◆ **Stated problem**:
Which lines below hold the word "caps"? Copy all of them.

◆ **Data excerpts**:

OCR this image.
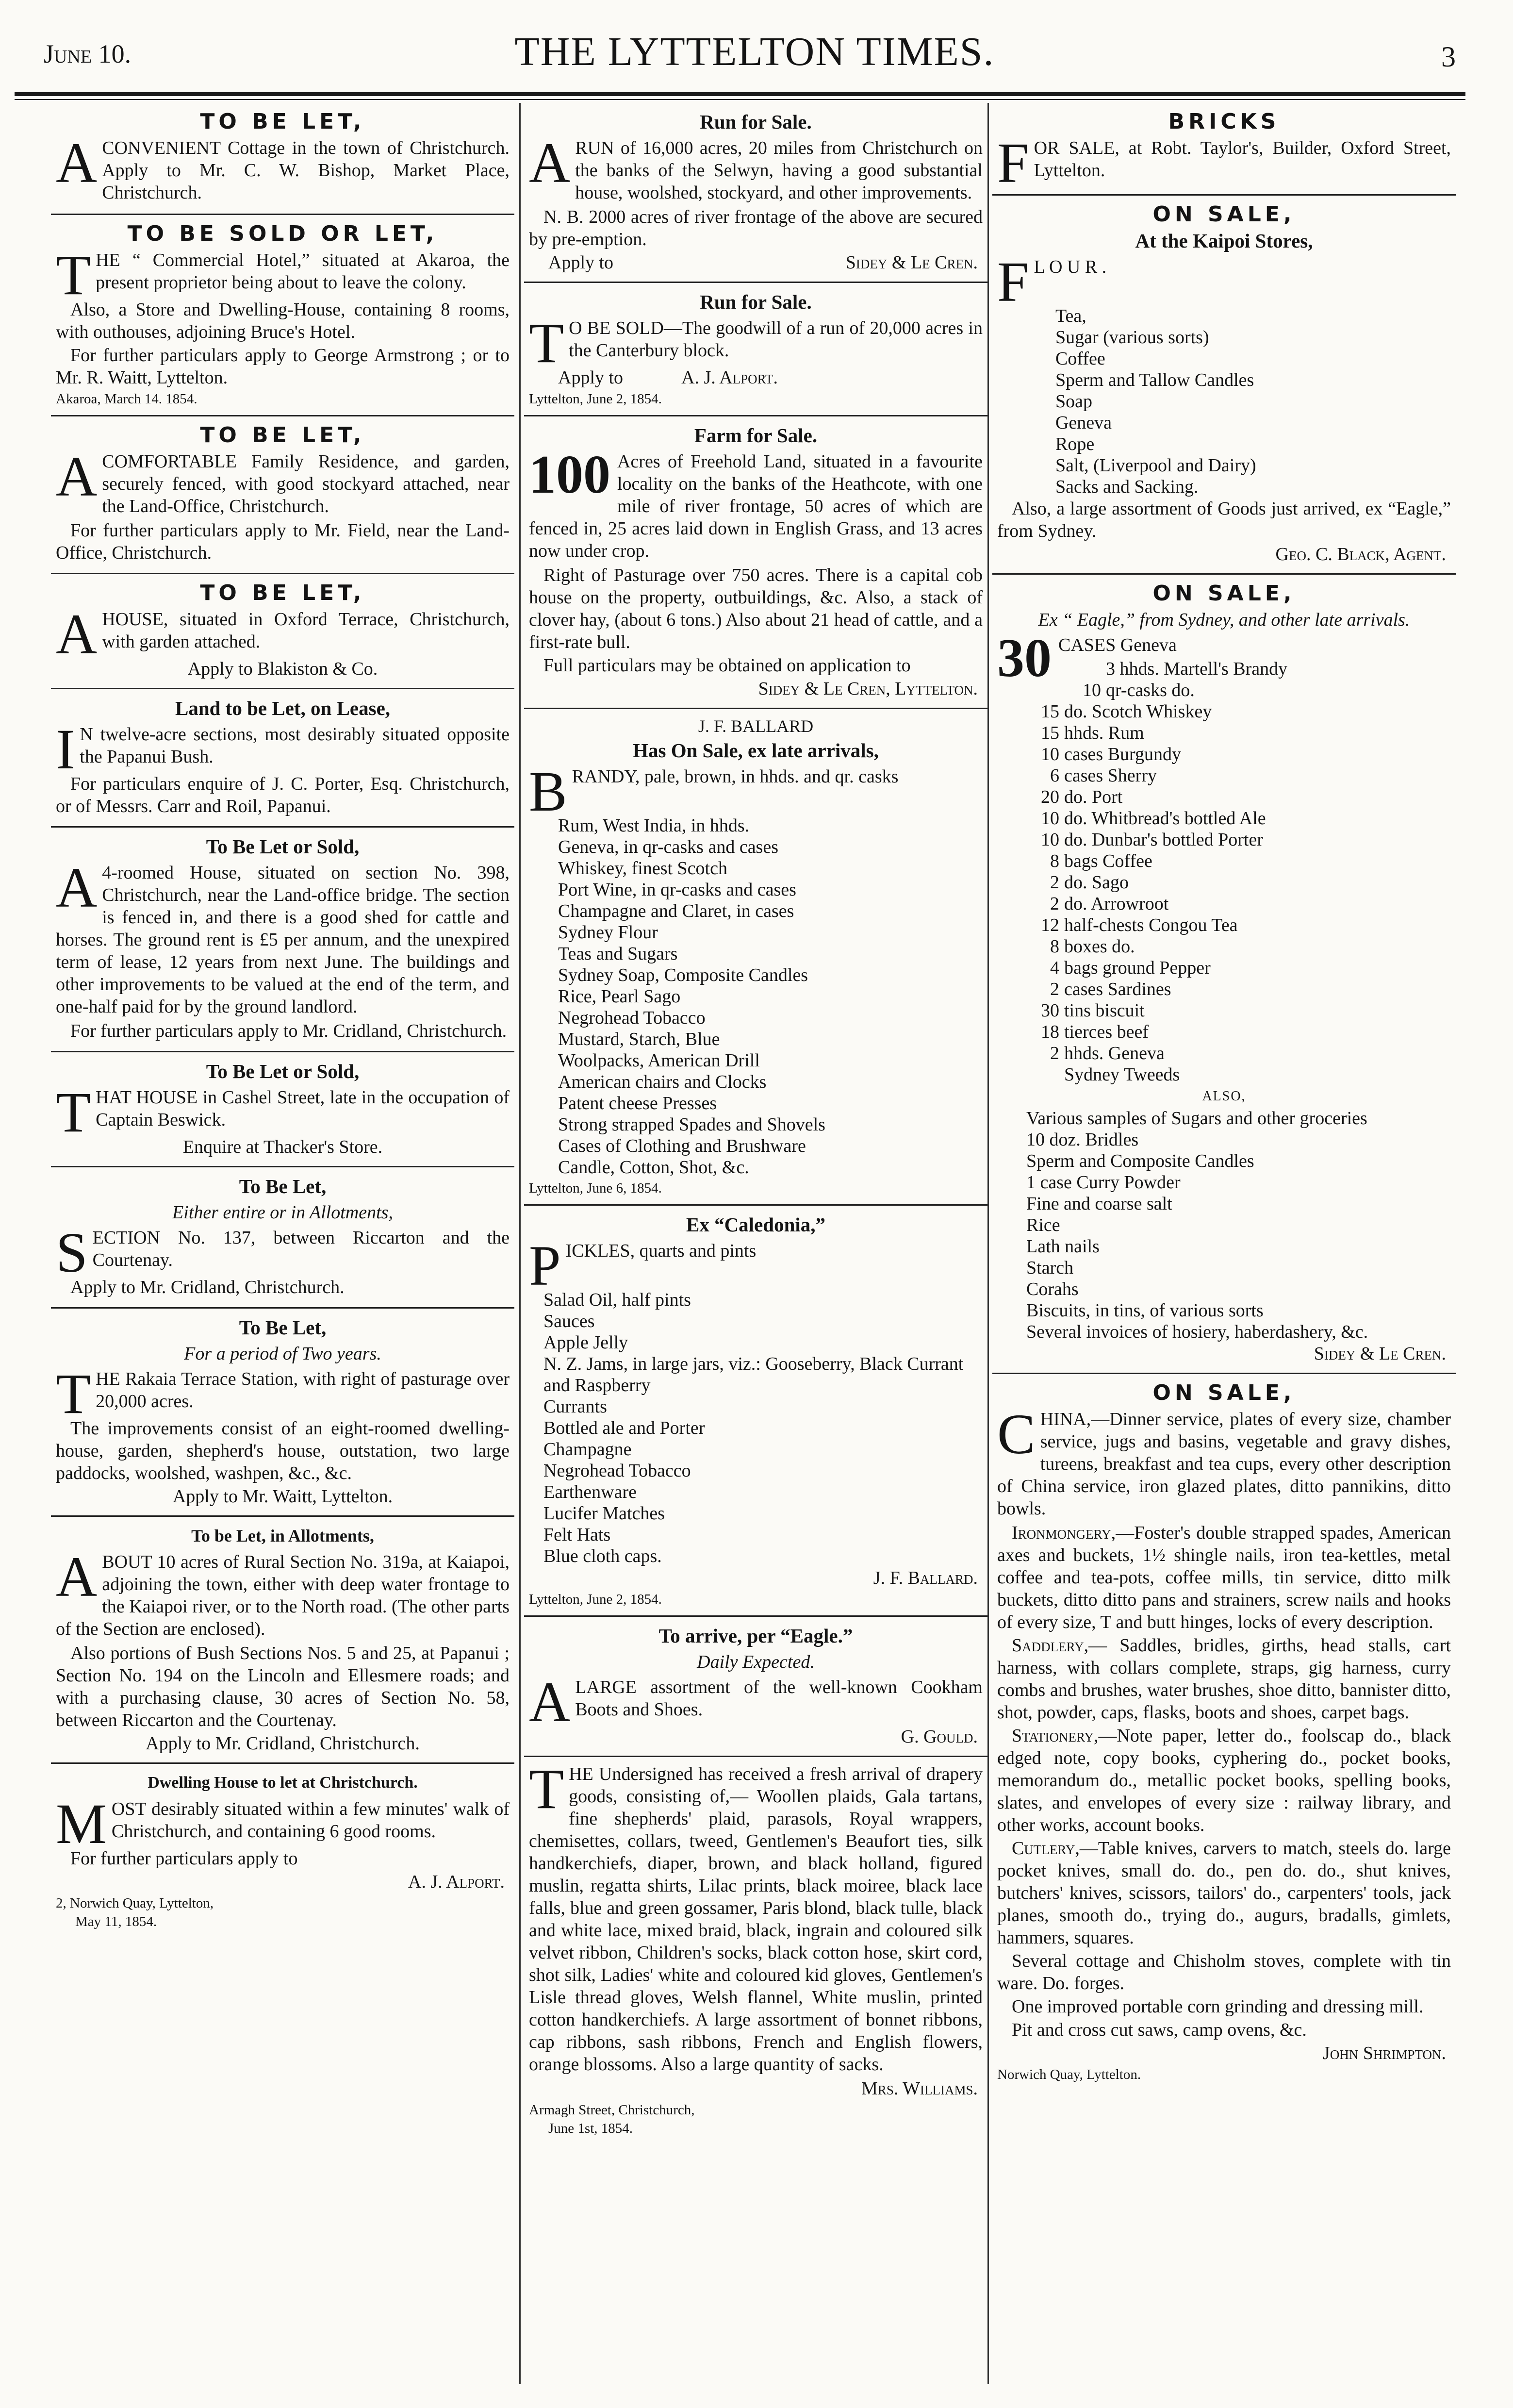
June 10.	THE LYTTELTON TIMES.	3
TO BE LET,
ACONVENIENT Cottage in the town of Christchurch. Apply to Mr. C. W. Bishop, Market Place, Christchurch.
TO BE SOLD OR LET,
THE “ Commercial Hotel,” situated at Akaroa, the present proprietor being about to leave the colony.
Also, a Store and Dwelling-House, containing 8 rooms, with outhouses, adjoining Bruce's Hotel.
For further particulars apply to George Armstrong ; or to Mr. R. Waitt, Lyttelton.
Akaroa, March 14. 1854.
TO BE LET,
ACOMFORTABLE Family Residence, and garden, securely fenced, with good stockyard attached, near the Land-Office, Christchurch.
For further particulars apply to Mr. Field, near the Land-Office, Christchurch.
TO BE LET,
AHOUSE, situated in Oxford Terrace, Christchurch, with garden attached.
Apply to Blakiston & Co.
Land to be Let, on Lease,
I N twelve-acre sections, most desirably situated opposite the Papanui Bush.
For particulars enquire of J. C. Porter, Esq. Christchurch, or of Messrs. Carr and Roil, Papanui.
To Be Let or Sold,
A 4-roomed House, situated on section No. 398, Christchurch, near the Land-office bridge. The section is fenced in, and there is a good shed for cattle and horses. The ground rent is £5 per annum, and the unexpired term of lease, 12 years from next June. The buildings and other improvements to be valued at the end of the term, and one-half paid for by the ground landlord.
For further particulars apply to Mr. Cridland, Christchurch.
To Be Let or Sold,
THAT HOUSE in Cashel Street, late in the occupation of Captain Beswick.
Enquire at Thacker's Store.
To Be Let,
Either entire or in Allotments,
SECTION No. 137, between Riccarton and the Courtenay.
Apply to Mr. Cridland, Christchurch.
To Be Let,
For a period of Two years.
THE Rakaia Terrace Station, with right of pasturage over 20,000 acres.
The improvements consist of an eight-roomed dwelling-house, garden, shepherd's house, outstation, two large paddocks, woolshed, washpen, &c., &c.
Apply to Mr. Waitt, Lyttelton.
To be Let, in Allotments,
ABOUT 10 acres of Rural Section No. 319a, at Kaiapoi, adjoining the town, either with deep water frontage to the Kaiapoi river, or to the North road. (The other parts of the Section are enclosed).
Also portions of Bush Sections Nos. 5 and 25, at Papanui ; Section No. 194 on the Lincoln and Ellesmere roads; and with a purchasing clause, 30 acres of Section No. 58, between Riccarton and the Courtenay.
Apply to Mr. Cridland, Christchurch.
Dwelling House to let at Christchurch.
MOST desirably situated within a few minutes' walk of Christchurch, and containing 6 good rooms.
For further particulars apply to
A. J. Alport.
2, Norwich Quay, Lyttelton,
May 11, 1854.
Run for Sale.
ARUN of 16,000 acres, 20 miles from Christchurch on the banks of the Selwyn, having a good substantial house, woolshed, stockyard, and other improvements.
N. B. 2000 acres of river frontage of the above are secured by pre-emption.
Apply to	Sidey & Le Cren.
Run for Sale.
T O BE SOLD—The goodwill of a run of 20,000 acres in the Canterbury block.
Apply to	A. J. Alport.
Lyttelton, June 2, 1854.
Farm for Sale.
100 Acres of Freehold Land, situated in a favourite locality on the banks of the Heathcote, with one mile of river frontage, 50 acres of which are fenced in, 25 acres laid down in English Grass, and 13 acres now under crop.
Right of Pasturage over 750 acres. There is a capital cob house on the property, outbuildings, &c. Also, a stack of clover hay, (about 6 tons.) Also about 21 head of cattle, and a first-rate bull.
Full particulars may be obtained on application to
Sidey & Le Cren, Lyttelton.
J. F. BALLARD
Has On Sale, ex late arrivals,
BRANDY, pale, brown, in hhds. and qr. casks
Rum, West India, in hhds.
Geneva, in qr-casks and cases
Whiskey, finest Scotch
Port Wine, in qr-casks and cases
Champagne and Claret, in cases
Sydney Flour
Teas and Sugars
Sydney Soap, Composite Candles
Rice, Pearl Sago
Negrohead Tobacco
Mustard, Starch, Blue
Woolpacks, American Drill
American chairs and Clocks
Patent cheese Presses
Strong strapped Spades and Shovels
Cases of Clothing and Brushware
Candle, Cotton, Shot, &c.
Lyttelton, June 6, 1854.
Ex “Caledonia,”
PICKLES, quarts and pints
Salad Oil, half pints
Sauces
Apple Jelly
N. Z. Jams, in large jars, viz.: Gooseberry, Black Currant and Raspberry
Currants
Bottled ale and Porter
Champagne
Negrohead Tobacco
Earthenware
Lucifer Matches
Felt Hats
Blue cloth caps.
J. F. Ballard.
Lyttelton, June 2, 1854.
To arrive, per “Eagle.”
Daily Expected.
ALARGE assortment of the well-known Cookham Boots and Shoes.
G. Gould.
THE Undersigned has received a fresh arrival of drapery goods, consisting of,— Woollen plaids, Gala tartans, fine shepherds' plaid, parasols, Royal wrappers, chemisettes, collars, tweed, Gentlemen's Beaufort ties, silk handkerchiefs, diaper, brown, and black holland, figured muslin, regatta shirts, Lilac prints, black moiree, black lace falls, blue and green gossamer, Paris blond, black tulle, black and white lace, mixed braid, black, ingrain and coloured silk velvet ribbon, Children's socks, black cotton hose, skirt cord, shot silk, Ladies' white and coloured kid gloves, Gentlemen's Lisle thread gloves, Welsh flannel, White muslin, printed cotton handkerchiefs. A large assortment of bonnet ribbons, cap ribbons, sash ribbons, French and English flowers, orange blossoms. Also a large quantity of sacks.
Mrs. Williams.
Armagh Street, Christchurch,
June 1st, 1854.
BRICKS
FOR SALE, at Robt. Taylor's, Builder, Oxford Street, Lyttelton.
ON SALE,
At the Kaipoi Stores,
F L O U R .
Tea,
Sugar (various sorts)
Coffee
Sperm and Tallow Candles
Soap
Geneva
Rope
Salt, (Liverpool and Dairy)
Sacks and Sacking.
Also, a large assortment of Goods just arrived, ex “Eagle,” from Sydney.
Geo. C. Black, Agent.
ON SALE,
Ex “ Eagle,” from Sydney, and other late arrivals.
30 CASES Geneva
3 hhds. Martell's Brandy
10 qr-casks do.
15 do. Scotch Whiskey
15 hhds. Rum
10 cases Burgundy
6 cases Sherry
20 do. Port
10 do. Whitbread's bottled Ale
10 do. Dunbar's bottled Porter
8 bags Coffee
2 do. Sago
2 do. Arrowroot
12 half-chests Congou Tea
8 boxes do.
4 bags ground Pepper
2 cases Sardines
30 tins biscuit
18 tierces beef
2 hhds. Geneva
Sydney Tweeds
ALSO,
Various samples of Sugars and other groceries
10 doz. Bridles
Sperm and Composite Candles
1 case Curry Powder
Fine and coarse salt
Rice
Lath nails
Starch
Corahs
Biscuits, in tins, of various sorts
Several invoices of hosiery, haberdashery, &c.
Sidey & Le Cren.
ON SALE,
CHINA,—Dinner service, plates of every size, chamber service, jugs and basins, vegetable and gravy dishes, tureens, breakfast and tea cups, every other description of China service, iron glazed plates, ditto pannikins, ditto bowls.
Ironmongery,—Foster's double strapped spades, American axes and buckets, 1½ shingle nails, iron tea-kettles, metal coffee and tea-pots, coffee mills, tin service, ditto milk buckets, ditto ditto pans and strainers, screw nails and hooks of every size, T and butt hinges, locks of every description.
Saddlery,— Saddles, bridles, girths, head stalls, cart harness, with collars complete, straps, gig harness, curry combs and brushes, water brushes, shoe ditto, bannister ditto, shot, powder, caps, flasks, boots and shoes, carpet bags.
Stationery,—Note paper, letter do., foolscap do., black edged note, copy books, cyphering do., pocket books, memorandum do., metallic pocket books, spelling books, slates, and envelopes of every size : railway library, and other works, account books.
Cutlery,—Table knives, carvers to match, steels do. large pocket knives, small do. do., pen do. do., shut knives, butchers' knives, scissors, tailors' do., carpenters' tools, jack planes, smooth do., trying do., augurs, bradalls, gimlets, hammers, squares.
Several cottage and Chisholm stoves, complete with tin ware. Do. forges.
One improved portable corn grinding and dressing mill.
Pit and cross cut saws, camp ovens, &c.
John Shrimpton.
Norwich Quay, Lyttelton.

◆ **Complete answer**:
Blue cloth caps.
Saddlery,— Saddles, bridles, girths, head stalls, cart harness, with collars complete, straps, gig harness, curry combs and brushes, water brushes, shoe ditto, bannister ditto, shot, powder, caps, flasks, boots and shoes, carpet bags.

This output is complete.